Update the lines below, replacing every instance of "Forecasting" with "Budgeting" and leaving everything else unchanged.

--- --- ---

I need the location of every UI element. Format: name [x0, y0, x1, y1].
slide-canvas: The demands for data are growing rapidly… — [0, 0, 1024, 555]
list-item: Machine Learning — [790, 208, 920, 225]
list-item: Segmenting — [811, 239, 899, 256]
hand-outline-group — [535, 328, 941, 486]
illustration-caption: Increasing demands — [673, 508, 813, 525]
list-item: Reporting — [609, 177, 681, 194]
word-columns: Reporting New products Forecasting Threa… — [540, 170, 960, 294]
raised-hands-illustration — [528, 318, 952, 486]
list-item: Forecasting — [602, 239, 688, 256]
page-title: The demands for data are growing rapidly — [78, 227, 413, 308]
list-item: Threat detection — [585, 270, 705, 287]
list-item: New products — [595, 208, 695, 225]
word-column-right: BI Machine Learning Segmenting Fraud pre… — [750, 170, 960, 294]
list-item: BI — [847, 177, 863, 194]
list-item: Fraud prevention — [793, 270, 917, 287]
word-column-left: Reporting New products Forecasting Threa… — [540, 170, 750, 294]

--- --- ---

### FULL OUTPUT
I need the location of every UI element. Format: name [x0, y0, x1, y1].
slide-canvas: The demands for data are growing rapidly… — [0, 0, 1024, 555]
list-item: Machine Learning — [790, 208, 920, 225]
list-item: Segmenting — [811, 239, 899, 256]
hand-outline-group — [535, 328, 941, 486]
illustration-caption: Increasing demands — [673, 508, 813, 525]
list-item: Reporting — [609, 177, 681, 194]
word-columns: Reporting New products Budgeting Threa… — [540, 170, 960, 294]
raised-hands-illustration — [528, 318, 952, 486]
list-item: Budgeting — [602, 239, 688, 256]
page-title: The demands for data are growing rapidly — [78, 227, 413, 308]
list-item: Threat detection — [585, 270, 705, 287]
list-item: New products — [595, 208, 695, 225]
word-column-right: BI Machine Learning Segmenting Fraud pre… — [750, 170, 960, 294]
list-item: BI — [847, 177, 863, 194]
list-item: Fraud prevention — [793, 270, 917, 287]
word-column-left: Reporting New products Budgeting Threa… — [540, 170, 750, 294]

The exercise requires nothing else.